__Objective__: Say how many lines in the data below contain the word "Livro", and give no other text.

__Records for this task__:
━━━━━━━━━━━━━━━━

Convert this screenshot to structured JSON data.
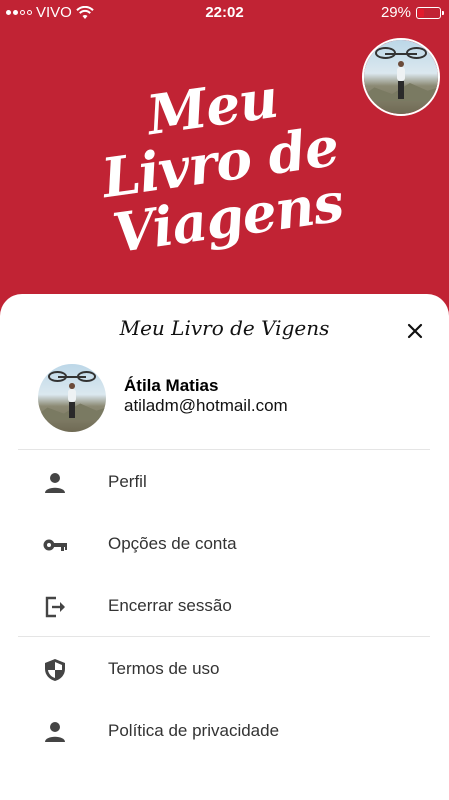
{
  "status_bar": {
    "carrier": "VIVO",
    "time": "22:02",
    "battery_percent": "29%",
    "battery_level": 0.29
  },
  "header": {
    "logo_text": "Meu Livro de Viagens"
  },
  "drawer": {
    "title": "Meu Livro de Vigens",
    "close_icon": "close-icon",
    "user": {
      "name": "Átila Matias",
      "email": "atiladm@hotmail.com"
    },
    "menu_group_1": [
      {
        "label": "Perfil",
        "icon": "person-icon"
      },
      {
        "label": "Opções de conta",
        "icon": "key-icon"
      },
      {
        "label": "Encerrar sessão",
        "icon": "logout-icon"
      }
    ],
    "menu_group_2": [
      {
        "label": "Termos de uso",
        "icon": "shield-icon"
      },
      {
        "label": "Política de privacidade",
        "icon": "person-icon"
      }
    ]
  },
  "colors": {
    "brand_red": "#c12334",
    "icon_gray": "#444444"
  }
}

━━━━━━━━━━━━━━━━

__The solution__: 2